» **Task instructions**: Each line that holds the word "ishlash" is to be identified and copied.

» **Dataset**:
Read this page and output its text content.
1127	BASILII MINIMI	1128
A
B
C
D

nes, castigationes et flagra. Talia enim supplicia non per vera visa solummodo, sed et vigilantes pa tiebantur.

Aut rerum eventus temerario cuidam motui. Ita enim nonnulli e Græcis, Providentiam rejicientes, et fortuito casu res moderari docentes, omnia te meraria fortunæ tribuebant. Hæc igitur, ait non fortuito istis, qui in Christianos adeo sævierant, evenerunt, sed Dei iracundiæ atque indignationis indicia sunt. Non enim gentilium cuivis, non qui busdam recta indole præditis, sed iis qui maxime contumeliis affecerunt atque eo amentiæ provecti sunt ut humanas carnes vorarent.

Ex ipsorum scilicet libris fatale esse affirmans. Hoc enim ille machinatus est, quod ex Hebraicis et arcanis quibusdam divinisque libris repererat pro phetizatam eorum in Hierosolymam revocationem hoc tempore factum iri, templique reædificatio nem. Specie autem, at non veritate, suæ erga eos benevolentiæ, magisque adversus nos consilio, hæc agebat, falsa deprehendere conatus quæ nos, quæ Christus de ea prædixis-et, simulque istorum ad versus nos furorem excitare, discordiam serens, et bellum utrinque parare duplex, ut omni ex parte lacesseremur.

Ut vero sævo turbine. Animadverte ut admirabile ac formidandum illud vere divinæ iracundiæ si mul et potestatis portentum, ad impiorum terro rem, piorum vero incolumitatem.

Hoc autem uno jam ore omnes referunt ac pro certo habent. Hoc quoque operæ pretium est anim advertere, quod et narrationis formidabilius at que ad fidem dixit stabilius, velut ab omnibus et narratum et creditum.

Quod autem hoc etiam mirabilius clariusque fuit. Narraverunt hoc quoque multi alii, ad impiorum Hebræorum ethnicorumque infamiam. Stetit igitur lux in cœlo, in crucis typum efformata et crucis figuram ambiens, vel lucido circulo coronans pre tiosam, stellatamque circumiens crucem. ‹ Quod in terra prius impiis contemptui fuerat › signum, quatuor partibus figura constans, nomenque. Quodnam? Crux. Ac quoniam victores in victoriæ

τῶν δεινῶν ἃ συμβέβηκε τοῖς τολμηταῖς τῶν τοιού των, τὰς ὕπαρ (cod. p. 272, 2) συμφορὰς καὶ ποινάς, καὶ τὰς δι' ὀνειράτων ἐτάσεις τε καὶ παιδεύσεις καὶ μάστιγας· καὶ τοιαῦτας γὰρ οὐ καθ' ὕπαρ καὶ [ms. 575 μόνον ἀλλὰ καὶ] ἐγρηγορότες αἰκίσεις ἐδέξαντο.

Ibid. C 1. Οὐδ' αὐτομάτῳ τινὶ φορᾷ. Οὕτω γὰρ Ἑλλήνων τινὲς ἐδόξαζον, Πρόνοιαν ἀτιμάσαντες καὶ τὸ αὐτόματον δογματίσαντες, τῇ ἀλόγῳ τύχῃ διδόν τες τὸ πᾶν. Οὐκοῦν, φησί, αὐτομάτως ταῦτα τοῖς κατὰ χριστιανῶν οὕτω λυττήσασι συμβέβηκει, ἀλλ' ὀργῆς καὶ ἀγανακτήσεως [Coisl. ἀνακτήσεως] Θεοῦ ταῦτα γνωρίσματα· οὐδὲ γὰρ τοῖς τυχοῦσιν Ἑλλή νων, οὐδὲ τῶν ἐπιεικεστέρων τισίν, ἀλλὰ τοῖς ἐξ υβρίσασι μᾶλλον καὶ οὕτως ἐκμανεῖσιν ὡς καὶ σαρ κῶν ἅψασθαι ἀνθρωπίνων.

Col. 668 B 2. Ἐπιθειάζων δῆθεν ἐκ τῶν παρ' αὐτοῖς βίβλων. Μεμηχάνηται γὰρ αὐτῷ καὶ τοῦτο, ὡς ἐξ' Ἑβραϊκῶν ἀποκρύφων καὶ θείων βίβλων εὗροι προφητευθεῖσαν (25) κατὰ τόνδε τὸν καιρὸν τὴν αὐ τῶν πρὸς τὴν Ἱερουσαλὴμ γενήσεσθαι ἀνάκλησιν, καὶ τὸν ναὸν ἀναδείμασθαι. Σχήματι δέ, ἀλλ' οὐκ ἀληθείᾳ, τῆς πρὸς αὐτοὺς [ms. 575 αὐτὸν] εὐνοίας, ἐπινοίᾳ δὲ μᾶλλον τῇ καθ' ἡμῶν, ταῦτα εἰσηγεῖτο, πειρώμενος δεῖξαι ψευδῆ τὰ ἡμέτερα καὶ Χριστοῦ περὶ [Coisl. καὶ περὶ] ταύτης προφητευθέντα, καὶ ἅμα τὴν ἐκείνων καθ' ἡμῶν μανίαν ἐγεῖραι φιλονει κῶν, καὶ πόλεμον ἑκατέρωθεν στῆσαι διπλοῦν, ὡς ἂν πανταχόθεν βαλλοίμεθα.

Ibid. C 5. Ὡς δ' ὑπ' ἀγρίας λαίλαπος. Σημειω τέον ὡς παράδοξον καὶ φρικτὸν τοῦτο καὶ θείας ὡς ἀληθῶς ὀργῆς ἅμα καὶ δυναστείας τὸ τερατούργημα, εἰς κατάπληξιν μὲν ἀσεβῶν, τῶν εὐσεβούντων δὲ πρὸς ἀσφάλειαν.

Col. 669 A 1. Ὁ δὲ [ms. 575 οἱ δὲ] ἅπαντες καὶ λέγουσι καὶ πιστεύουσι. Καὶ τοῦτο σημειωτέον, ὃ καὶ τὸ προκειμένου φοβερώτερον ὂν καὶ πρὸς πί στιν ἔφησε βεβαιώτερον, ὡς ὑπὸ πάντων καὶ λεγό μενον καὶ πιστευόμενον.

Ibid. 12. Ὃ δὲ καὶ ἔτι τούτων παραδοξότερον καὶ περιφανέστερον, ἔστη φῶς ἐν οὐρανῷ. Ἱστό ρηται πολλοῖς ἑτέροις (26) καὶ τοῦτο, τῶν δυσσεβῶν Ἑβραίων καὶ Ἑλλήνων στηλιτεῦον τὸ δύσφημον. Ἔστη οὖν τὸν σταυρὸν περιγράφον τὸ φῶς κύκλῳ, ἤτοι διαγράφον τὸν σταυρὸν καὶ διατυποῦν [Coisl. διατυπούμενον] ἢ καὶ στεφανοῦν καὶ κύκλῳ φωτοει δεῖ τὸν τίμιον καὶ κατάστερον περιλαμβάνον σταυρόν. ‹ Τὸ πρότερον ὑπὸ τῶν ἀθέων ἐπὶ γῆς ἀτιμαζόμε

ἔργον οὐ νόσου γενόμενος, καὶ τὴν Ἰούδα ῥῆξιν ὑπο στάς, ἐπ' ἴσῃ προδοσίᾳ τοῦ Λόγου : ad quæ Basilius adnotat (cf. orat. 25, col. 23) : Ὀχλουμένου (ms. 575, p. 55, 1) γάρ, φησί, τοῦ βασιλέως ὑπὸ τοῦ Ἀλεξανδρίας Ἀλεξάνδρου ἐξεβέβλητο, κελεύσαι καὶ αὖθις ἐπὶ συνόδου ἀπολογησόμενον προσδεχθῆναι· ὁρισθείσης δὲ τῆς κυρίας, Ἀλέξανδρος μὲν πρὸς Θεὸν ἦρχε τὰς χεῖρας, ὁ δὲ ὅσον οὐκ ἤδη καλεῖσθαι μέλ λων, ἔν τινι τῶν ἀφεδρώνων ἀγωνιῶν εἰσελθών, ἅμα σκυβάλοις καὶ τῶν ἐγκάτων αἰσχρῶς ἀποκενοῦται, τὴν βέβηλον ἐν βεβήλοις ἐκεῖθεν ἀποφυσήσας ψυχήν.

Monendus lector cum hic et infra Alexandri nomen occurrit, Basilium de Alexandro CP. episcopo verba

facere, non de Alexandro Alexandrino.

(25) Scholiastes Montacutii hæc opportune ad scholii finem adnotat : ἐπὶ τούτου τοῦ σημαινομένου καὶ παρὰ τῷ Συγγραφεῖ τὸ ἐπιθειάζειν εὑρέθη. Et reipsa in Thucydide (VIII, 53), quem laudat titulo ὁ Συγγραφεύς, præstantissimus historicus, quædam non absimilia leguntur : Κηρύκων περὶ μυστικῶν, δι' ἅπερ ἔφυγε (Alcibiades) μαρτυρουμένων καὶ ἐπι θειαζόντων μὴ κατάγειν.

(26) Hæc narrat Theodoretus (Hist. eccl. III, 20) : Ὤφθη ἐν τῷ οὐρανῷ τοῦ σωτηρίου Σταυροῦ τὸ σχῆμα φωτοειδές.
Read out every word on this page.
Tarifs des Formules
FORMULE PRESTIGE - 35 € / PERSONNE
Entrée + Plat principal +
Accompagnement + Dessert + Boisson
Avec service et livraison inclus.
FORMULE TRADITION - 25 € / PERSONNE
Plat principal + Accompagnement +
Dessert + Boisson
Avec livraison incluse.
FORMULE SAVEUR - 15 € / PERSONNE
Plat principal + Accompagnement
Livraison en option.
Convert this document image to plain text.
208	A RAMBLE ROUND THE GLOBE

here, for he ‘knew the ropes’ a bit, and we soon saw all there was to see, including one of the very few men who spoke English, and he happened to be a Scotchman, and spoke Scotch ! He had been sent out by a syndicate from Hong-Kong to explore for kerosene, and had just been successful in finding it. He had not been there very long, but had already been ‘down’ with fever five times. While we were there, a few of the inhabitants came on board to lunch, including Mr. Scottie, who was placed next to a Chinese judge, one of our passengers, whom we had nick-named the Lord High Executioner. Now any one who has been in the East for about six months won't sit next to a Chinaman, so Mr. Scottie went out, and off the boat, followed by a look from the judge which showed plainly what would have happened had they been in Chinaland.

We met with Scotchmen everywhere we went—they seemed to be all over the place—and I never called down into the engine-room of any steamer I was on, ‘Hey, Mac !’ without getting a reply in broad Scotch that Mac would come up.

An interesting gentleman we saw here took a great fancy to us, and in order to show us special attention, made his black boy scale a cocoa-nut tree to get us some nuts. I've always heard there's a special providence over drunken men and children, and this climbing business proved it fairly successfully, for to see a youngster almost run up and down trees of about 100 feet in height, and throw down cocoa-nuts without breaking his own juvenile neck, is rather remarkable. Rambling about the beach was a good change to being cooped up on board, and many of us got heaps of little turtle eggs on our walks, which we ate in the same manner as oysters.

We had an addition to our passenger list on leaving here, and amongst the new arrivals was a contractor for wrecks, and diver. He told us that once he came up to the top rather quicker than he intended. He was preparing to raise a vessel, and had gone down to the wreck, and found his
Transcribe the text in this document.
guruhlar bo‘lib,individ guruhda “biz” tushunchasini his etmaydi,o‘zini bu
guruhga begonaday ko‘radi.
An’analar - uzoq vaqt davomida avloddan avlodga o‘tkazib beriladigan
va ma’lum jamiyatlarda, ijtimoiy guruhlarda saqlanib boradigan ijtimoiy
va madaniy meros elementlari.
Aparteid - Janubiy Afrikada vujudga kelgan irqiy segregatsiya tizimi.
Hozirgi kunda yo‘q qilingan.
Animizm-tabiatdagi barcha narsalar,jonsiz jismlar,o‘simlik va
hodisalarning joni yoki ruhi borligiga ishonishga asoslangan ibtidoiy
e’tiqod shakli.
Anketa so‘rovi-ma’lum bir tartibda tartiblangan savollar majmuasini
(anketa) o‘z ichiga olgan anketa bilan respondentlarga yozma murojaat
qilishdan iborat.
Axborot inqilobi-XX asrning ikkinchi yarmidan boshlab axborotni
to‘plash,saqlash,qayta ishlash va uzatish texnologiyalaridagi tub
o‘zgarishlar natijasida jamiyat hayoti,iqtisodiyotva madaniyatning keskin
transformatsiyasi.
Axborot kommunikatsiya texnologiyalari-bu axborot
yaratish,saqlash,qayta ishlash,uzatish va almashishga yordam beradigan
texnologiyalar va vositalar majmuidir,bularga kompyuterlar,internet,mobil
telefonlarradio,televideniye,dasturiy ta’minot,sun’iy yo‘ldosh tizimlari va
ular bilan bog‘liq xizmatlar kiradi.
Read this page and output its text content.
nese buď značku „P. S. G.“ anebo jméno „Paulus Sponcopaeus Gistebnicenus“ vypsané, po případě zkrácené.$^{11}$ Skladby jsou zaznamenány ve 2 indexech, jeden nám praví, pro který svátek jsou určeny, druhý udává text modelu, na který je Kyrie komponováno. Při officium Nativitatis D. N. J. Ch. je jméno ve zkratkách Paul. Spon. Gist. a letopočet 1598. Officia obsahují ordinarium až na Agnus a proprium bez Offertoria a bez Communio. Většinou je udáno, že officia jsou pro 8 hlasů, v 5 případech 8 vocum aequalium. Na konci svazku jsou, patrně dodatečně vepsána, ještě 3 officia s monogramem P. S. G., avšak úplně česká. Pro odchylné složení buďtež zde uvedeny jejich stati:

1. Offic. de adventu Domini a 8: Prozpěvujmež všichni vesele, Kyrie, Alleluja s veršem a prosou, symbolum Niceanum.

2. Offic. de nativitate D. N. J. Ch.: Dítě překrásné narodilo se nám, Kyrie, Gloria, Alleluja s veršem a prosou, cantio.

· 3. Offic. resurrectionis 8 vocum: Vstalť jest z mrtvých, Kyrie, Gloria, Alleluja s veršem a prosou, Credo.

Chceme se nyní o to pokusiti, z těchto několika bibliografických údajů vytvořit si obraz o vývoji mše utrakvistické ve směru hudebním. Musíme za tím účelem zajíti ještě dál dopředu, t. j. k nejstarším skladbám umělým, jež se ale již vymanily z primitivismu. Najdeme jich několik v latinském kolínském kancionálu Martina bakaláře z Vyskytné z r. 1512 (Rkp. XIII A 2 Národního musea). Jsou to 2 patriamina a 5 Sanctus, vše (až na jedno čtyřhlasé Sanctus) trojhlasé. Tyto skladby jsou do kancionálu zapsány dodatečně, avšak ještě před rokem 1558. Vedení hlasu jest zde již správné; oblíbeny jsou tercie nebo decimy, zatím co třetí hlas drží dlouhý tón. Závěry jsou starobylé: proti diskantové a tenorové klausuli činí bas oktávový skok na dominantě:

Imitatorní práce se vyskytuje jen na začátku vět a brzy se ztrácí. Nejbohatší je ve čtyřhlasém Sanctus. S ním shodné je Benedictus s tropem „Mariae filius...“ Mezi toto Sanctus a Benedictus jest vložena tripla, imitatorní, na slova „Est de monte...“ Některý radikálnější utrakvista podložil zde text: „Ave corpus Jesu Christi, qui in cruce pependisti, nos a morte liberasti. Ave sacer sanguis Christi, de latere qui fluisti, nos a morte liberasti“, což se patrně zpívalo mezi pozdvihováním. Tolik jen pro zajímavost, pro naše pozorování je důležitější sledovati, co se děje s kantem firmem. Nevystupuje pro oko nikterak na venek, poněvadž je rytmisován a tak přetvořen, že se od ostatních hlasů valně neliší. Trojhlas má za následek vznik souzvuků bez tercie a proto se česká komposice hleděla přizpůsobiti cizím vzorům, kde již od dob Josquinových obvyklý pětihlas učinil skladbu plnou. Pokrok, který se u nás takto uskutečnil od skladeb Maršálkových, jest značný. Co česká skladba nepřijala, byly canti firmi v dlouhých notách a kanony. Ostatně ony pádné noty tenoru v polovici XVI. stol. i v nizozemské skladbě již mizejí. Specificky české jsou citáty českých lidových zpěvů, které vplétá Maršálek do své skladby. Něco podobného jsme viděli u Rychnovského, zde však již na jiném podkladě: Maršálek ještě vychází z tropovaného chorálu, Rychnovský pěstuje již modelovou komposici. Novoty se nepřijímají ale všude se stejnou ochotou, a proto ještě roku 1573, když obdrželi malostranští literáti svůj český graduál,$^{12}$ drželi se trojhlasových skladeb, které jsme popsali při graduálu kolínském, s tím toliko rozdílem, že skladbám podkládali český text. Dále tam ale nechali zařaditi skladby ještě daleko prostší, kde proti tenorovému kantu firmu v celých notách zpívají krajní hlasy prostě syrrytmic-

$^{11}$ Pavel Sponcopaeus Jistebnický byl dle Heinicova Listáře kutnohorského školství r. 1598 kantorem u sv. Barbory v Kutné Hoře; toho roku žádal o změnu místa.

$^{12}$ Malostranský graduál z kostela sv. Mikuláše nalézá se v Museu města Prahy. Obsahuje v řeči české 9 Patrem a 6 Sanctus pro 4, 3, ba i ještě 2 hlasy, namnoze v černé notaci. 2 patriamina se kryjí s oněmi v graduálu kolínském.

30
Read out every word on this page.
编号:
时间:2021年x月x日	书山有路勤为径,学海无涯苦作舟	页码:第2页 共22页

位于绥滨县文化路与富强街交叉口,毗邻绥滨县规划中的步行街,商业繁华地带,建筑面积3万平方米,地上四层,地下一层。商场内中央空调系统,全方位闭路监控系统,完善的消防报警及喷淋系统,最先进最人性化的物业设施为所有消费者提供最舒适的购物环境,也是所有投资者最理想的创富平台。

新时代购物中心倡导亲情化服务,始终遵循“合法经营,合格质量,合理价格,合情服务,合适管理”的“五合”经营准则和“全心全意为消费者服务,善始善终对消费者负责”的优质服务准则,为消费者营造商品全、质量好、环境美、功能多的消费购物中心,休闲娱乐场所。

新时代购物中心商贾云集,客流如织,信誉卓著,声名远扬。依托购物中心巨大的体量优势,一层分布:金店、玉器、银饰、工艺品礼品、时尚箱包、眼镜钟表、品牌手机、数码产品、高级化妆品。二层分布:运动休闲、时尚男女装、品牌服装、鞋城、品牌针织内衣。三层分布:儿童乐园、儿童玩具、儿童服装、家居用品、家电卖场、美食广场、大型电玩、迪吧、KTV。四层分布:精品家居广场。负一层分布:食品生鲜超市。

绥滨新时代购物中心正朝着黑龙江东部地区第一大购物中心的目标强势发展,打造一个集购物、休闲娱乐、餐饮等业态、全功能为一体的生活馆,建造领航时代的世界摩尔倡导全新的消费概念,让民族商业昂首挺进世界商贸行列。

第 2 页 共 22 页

» **Answer in full**:
to‘plash,saqlash,qayta ishlash va uzatish texnologiyalaridagi tub
yaratish,saqlash,qayta ishlash,uzatish va almashishga yordam beradigan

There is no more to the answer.